* **WORK INSTRUCTIONS**:
(a) In the passage below about radioactive contamination, translate this sentence into Spanish: "The radioactive materials remain and become concentrated in the ash."
(b) According to the passage below about radioactive contamination, what is the acceptable limit of radioactive Cesium in dry fire wood?

* **EXCERPTED PASSAGE**:
--- start ---

Work on the kiln shed continues. Rebuilding after the earthquake is hard enough. Dealing with radioactive contamination is a much more difficult challenge. It is not confined to Fukushima, the exclusion zone or even the Tohoku area. Over the past year, contaminated beef has found its way into the market place, into supermarkets and consumers mouths, and even into school lunches. Fish from lakes and rivers are not safe, milk has been contaminated. We buy milk from Hokkaido, Australian beef, American pork, Brazilian chicken. Seafood is off the menu for the time being. 
   


We have a Geiger counter now which measures the gamma radiation in microseiverts, and we have checked our immediate environs. I can now watch the children playing in the garden without the worry of radiation. At least atmospheric radiation. The issue now is the radiation in the soil, in the wood and leaf mulch, in the vegetables. The soil has been tested in the areas surrounding us, showing no detectable radiation, and so we feel it is safe to buy local produce. We have not had mushrooms, however, for a year, and spring herbs like Fukinoto are very suspect. Yesterday, Tochigi prefecture announced that harvesting of Shiitake mushrooms has been prohibited in Mashiko, Ichikai, Haga and Mohka due to unsafe levels of radioactive Cesium 134 and 137. If there are unsafe levels of radioactive materials in the logs for mushrooms, the fallout in that area must have been significant enough to contaminate the forests.Thus far there has been no such problem in Minakami. It seems we were right to move here, and I hope that our friends who remain there are taking precautions.     



Mashiko has sent a letter to all of the potters warning about the radioactive materials present in fire wood. The radioactive materials remain and become concentrated in the ash.
The discovery of 40,000bq/kg of radioactive Cesium in ash from wood stoves in Nihonmatsu city in Fukushima Prefecture has raised the issue of radioactive materials in fire wood and charcoal for food preparation and domestic heating, but also for the fire wood, charcoal and wood ash used in the production of ceramics. Potters are asked to not use ash that they have prepared themselves until it has been tested, and to only use materials and firewood that has been checked and declared safe. Controls of the source and route of firewood and charcoal, and the disposal of domestic wood stove ash are being strengthened. The acceptable limits of radioactive Cesium are; 40bq/kg of dry fire wood and 280bq/kg of dry charcoal. The wood we have used over this winter has been under cover, either inside the green house or inside this building, since before the earthquake, so we are safe for now. Our future wood supply, however, must be carefully controlled and tested. Even here in Minakami we are requested to take the ash from our stoves to the town office, though they have no plan as to how to deal with it yet. Japan is inundated with radioactive waste.

--- end ---

* **RECORDS PROVIDED**:
--- start ---

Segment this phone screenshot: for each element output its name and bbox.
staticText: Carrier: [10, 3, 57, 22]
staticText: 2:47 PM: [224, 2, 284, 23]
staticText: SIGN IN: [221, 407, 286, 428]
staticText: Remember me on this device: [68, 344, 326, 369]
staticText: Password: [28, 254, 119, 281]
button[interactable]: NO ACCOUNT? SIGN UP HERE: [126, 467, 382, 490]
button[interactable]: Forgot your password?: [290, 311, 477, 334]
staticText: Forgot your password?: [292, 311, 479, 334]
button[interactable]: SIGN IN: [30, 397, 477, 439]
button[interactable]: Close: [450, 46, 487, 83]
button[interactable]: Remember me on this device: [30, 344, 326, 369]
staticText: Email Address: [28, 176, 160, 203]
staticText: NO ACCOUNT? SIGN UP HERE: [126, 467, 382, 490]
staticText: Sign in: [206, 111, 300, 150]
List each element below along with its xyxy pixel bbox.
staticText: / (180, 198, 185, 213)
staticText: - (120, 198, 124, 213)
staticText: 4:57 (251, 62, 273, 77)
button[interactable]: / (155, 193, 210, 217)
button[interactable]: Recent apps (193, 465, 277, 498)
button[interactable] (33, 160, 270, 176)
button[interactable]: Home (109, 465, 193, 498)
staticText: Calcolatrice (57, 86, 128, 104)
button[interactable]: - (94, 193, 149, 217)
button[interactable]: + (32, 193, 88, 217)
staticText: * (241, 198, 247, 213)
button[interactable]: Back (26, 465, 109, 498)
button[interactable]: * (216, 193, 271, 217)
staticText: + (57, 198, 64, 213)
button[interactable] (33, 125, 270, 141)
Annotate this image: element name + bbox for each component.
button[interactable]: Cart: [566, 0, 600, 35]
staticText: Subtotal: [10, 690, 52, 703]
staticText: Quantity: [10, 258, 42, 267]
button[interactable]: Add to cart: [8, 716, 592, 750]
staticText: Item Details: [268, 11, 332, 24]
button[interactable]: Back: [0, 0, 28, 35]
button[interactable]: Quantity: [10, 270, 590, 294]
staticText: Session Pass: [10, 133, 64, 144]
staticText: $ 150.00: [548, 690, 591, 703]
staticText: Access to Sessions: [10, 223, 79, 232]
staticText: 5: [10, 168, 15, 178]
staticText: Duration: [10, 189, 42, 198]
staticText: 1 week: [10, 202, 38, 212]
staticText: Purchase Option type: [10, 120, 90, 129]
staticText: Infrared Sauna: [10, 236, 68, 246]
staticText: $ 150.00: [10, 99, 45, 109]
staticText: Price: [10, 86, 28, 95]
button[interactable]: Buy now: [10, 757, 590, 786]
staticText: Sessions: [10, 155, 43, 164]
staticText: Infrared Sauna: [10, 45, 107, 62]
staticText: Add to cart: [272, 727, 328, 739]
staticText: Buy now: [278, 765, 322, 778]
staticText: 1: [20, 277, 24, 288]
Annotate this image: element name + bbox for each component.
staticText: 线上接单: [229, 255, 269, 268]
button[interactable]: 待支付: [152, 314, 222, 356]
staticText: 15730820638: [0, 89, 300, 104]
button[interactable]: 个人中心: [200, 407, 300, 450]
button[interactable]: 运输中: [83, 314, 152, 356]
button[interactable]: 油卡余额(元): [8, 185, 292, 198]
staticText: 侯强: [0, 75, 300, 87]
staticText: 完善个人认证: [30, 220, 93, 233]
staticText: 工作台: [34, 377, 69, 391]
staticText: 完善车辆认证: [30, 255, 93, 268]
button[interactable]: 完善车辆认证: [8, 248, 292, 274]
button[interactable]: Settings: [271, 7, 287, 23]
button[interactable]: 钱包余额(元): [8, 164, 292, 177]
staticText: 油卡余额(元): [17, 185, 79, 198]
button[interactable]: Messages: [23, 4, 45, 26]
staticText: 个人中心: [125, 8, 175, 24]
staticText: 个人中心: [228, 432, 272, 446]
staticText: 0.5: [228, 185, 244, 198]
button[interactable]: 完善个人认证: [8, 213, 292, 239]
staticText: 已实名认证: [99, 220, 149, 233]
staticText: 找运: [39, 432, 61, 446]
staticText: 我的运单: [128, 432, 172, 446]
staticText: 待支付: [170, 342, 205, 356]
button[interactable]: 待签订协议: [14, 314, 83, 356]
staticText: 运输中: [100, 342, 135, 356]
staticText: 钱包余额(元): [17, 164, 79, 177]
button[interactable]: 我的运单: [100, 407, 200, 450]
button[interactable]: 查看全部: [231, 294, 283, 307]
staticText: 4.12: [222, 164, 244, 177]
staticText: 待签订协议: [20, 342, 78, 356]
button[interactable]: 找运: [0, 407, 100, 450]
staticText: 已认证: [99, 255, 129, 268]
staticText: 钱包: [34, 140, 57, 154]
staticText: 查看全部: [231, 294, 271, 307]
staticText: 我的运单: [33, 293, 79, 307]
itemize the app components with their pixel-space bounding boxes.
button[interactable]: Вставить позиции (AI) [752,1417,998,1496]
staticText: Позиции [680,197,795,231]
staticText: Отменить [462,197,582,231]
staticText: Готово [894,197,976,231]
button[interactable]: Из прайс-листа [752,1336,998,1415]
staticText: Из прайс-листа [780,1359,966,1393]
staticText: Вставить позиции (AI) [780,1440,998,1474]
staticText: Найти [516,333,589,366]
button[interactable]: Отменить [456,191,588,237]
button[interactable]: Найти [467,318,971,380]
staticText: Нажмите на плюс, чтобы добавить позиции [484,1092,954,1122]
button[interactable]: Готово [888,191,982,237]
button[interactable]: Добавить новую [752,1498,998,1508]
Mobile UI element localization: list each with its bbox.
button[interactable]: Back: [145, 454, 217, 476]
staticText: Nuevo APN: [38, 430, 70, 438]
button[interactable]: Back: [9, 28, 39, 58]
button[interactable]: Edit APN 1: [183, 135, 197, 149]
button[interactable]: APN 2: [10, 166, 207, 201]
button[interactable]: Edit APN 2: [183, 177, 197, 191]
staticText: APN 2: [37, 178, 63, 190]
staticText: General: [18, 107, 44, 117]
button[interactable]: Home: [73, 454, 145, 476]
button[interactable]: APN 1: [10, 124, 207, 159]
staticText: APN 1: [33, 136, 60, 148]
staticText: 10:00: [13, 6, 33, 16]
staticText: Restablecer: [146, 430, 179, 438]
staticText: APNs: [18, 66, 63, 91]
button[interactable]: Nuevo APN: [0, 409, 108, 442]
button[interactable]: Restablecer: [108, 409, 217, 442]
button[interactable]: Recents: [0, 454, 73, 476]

--- end ---

* **TASK RESPONSES**:
(a) Los materiales radiactivos permanecen y se concentran en la ceniza.

(b) 40bq/kg